- [SET PROBLEM]: From the listing below, return each line that includes "envelope".

○ ○ ○ ○ ○

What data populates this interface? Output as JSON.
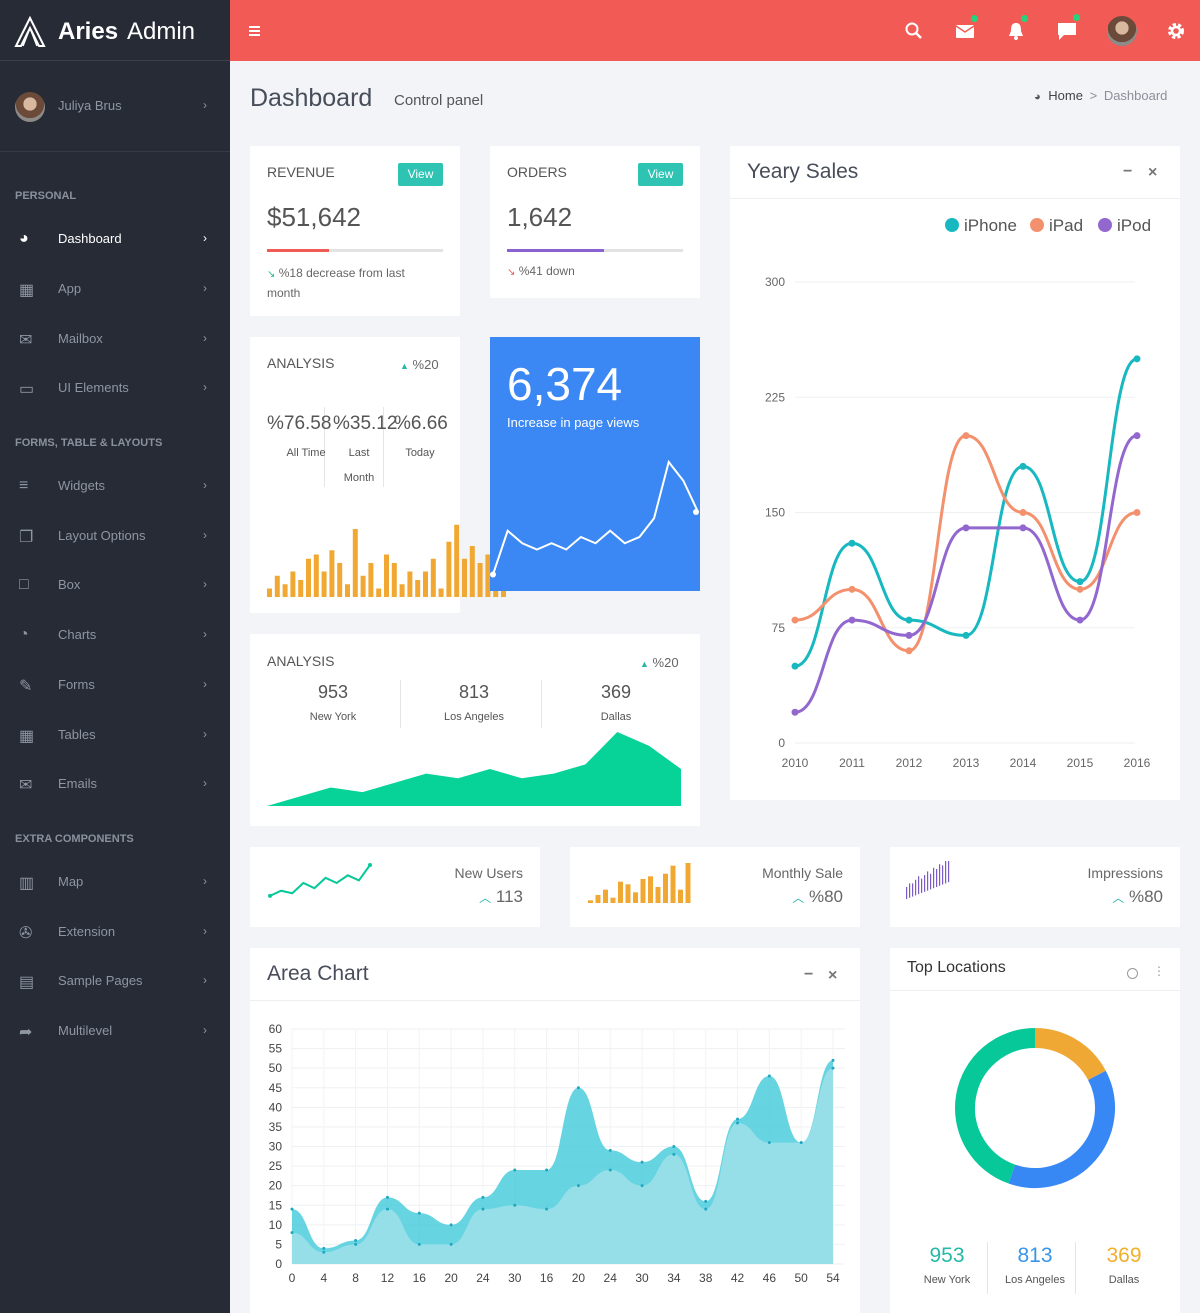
{
  "brand": {
    "bold": "Aries",
    "light": "Admin"
  },
  "user": {
    "name": "Juliya Brus"
  },
  "sidebar": {
    "sections": [
      "PERSONAL",
      "FORMS, TABLE & LAYOUTS",
      "EXTRA COMPONENTS"
    ],
    "items": [
      {
        "label": "Dashboard",
        "icon": "dashboard-icon"
      },
      {
        "label": "App",
        "icon": "grid-icon"
      },
      {
        "label": "Mailbox",
        "icon": "envelope-icon"
      },
      {
        "label": "UI Elements",
        "icon": "laptop-icon"
      },
      {
        "label": "Widgets",
        "icon": "bars-icon"
      },
      {
        "label": "Layout Options",
        "icon": "files-icon"
      },
      {
        "label": "Box",
        "icon": "square-icon"
      },
      {
        "label": "Charts",
        "icon": "pie-icon"
      },
      {
        "label": "Forms",
        "icon": "edit-icon"
      },
      {
        "label": "Tables",
        "icon": "table-icon"
      },
      {
        "label": "Emails",
        "icon": "envelope-open-icon"
      },
      {
        "label": "Map",
        "icon": "map-icon"
      },
      {
        "label": "Extension",
        "icon": "plug-icon"
      },
      {
        "label": "Sample Pages",
        "icon": "file-icon"
      },
      {
        "label": "Multilevel",
        "icon": "share-icon"
      }
    ]
  },
  "header": {
    "icons": [
      "menu-icon",
      "search-icon",
      "mail-icon",
      "bell-icon",
      "chat-icon",
      "avatar",
      "gear-icon"
    ]
  },
  "page": {
    "title": "Dashboard",
    "subtitle": "Control panel",
    "breadcrumb_home": "Home",
    "breadcrumb_sep": ">",
    "breadcrumb_current": "Dashboard"
  },
  "revenue": {
    "title": "REVENUE",
    "button": "View",
    "value": "$51,642",
    "progress": 0.35,
    "note": "%18 decrease from last month",
    "color": "#f05b56"
  },
  "orders": {
    "title": "ORDERS",
    "button": "View",
    "value": "1,642",
    "progress": 0.55,
    "note": "%41 down",
    "color": "#8b63d1"
  },
  "analysis1": {
    "title": "ANALYSIS",
    "delta": "%20",
    "stats": [
      {
        "value": "%76.58",
        "label": "All Time"
      },
      {
        "value": "%35.12",
        "label": "Last Month"
      },
      {
        "value": "%6.66",
        "label": "Today"
      }
    ],
    "bars": [
      2,
      5,
      3,
      6,
      4,
      9,
      10,
      6,
      11,
      8,
      3,
      16,
      5,
      8,
      2,
      10,
      8,
      3,
      6,
      4,
      6,
      9,
      2,
      13,
      17,
      9,
      12,
      8,
      10,
      4,
      2
    ]
  },
  "pageviews": {
    "value": "6,374",
    "label": "Increase in page views",
    "line": [
      2,
      9,
      7,
      6,
      7,
      6,
      8,
      7,
      9,
      7,
      8,
      11,
      20,
      17,
      12
    ]
  },
  "analysis2": {
    "title": "ANALYSIS",
    "delta": "%20",
    "stats": [
      {
        "value": "953",
        "label": "New York"
      },
      {
        "value": "813",
        "label": "Los Angeles"
      },
      {
        "value": "369",
        "label": "Dallas"
      }
    ],
    "area": [
      0,
      2,
      4,
      3,
      5,
      7,
      6,
      8,
      6,
      7,
      9,
      16,
      13,
      8
    ]
  },
  "yearly": {
    "title": "Yeary Sales"
  },
  "chart_data": [
    {
      "type": "line",
      "title": "Yeary Sales",
      "x": [
        "2010",
        "2011",
        "2012",
        "2013",
        "2014",
        "2015",
        "2016"
      ],
      "ylim": [
        0,
        300
      ],
      "yticks": [
        0,
        75,
        150,
        225,
        300
      ],
      "series": [
        {
          "name": "iPhone",
          "color": "#17b8c0",
          "values": [
            50,
            130,
            80,
            70,
            180,
            105,
            250
          ]
        },
        {
          "name": "iPad",
          "color": "#f3906d",
          "values": [
            80,
            100,
            60,
            200,
            150,
            100,
            150
          ]
        },
        {
          "name": "iPod",
          "color": "#9268cf",
          "values": [
            20,
            80,
            70,
            140,
            140,
            80,
            200
          ]
        }
      ],
      "legend": "top-right"
    },
    {
      "type": "area",
      "title": "Area Chart",
      "x": [
        "0",
        "4",
        "8",
        "12",
        "16",
        "20",
        "24",
        "30",
        "16",
        "20",
        "24",
        "30",
        "34",
        "38",
        "42",
        "46",
        "50",
        "54"
      ],
      "ylim": [
        0,
        60
      ],
      "yticks": [
        0,
        5,
        10,
        15,
        20,
        25,
        30,
        35,
        40,
        45,
        50,
        55,
        60
      ],
      "series": [
        {
          "name": "",
          "color": "#41c9d9",
          "values": [
            14,
            4,
            6,
            17,
            13,
            10,
            17,
            24,
            24,
            45,
            29,
            26,
            30,
            16,
            37,
            48,
            31,
            52
          ]
        },
        {
          "name": "",
          "color": "#a6e3ea",
          "values": [
            8,
            3,
            5,
            14,
            5,
            5,
            14,
            15,
            14,
            20,
            24,
            20,
            28,
            14,
            36,
            31,
            31,
            50
          ]
        }
      ]
    },
    {
      "type": "pie",
      "title": "Top Locations",
      "categories": [
        "New York",
        "Los Angeles",
        "Dallas"
      ],
      "values": [
        953,
        813,
        369
      ],
      "colors": [
        "#07c898",
        "#3787f5",
        "#f0a835"
      ]
    }
  ],
  "mini": [
    {
      "label": "New Users",
      "value": "113",
      "line": [
        2,
        4,
        3,
        7,
        5,
        9,
        7,
        10,
        8,
        14
      ]
    },
    {
      "label": "Monthly Sale",
      "value": "%80",
      "bars": [
        1,
        3,
        5,
        2,
        8,
        7,
        4,
        9,
        10,
        6,
        11,
        14,
        5,
        15
      ]
    },
    {
      "label": "Impressions",
      "value": "%80",
      "bars": [
        5,
        7,
        6,
        8,
        10,
        7,
        9,
        11,
        8,
        12,
        10,
        13,
        11,
        15,
        14
      ]
    }
  ],
  "area": {
    "title": "Area Chart"
  },
  "locations": {
    "title": "Top Locations",
    "stats": [
      {
        "value": "953",
        "label": "New York",
        "color": "#26b9a8"
      },
      {
        "value": "813",
        "label": "Los Angeles",
        "color": "#3a95e8"
      },
      {
        "value": "369",
        "label": "Dallas",
        "color": "#f0b02c"
      }
    ]
  },
  "window": {
    "minimize": "−",
    "close": "×"
  }
}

○ ○ ○ ○ ○

- [WRITTEN RESPONSE]:
        "icon": "envelope-icon"
        "icon": "envelope-open-icon"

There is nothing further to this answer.